== Entries taken from a collection ==
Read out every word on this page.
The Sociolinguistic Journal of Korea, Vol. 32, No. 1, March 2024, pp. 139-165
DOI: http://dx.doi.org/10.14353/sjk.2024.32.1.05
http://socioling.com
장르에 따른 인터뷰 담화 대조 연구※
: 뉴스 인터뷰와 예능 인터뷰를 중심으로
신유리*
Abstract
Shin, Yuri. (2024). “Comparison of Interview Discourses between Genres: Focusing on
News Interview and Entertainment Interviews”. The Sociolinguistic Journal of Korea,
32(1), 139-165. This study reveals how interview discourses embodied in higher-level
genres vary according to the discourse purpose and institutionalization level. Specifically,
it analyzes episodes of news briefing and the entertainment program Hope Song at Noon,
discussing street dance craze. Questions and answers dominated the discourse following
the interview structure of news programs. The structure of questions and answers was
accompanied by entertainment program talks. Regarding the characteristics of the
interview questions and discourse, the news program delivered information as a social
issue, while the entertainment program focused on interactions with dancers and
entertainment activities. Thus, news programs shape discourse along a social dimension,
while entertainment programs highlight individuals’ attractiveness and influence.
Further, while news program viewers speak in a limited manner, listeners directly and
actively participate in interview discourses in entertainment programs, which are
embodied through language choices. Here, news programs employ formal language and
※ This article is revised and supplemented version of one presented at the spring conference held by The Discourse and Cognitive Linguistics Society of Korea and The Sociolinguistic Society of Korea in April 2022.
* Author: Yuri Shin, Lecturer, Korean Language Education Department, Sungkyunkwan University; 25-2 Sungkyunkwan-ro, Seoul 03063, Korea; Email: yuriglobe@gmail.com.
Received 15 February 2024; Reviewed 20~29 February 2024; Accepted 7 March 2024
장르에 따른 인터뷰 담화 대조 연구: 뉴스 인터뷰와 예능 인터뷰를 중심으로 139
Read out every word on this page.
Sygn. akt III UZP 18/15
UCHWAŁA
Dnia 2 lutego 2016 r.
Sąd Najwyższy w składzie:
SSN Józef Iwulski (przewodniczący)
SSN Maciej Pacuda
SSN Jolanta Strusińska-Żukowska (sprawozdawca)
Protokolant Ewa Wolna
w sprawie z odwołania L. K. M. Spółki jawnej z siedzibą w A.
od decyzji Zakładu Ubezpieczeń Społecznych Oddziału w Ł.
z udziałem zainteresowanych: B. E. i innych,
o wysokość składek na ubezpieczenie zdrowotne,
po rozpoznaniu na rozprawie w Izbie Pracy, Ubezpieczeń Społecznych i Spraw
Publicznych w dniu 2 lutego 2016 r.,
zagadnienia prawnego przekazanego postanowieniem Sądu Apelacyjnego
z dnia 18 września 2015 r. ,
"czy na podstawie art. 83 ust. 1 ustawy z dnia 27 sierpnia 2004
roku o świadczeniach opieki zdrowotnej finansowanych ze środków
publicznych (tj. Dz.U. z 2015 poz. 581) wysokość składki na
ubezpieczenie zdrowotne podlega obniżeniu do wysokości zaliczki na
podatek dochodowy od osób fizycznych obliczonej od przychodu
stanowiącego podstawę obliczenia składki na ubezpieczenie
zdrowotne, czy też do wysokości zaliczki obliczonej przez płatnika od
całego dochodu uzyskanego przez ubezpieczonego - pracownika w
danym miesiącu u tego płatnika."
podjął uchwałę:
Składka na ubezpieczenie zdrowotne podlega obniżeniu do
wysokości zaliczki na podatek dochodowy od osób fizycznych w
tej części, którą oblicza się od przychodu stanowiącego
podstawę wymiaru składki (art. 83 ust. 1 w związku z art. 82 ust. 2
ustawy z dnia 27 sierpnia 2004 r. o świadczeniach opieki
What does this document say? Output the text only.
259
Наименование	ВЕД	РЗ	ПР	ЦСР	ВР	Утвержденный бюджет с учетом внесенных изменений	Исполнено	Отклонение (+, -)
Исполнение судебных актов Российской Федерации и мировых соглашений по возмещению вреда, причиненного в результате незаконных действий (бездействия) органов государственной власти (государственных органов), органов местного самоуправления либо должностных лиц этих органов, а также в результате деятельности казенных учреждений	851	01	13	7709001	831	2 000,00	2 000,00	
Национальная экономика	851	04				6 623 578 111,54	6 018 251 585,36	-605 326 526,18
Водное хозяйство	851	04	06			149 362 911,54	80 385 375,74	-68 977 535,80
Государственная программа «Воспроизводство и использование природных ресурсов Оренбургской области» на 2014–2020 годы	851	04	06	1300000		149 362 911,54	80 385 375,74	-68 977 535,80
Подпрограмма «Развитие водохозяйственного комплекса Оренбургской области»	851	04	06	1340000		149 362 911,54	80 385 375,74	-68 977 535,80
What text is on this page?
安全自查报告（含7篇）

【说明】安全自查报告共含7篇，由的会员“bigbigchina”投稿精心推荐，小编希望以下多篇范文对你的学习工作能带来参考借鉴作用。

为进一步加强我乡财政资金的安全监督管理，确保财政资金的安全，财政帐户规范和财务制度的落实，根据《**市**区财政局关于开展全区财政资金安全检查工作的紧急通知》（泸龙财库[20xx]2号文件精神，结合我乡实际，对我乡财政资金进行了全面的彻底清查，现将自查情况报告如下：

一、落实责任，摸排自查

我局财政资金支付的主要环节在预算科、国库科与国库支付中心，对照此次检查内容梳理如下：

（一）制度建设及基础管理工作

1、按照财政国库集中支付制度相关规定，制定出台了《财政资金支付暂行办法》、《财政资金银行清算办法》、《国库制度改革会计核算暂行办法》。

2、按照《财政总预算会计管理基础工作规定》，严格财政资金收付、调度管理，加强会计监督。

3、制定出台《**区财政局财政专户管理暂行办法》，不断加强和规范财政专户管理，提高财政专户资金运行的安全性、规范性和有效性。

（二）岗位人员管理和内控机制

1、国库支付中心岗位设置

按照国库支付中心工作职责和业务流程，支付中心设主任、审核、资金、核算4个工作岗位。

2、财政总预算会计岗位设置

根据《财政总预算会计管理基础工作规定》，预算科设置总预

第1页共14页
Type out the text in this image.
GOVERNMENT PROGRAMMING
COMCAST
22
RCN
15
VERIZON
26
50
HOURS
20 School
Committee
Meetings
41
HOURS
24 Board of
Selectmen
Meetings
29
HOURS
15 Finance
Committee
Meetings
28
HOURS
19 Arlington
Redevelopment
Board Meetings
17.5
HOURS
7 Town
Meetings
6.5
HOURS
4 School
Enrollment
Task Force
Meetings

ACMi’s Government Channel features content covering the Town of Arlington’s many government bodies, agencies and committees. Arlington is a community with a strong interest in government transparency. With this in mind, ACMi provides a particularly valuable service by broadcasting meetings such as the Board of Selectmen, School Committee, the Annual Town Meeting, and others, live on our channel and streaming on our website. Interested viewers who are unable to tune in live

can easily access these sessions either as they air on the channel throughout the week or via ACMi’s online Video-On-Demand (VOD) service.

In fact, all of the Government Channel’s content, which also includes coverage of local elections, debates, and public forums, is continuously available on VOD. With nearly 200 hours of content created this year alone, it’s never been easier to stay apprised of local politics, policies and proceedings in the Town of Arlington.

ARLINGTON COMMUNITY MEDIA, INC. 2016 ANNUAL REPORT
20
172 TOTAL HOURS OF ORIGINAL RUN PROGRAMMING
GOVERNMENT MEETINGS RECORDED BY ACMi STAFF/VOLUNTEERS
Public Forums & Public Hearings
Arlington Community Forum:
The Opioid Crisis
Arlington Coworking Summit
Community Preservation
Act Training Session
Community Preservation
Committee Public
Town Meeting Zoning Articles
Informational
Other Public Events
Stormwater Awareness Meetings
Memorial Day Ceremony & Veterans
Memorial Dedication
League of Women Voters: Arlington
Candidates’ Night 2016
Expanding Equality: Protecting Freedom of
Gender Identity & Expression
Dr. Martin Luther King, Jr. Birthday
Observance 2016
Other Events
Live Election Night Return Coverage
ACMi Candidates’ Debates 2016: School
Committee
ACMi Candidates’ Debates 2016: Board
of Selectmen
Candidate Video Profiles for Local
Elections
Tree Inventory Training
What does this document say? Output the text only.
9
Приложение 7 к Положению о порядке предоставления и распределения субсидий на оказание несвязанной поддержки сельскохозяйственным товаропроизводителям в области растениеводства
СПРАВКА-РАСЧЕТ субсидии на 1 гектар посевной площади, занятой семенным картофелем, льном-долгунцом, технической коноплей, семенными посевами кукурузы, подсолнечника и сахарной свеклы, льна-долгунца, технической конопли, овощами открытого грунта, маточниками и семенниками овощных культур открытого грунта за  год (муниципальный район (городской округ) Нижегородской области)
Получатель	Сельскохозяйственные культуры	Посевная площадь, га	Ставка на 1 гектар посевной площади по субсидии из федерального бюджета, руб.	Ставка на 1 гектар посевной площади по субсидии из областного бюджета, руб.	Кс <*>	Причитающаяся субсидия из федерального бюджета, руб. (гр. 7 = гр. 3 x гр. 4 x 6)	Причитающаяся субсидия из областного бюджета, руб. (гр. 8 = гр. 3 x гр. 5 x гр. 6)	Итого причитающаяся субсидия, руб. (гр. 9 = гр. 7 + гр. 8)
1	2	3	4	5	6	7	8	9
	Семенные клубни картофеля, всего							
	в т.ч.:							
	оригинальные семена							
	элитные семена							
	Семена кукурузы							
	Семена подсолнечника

== TASK STATEMENT ==
Extract every line from the records above that contains the word "lutego".

== RESPONSE TO THE EXERCISE ==
Dnia 2 lutego 2016 r.
Publicznych w dniu 2 lutego 2016 r.,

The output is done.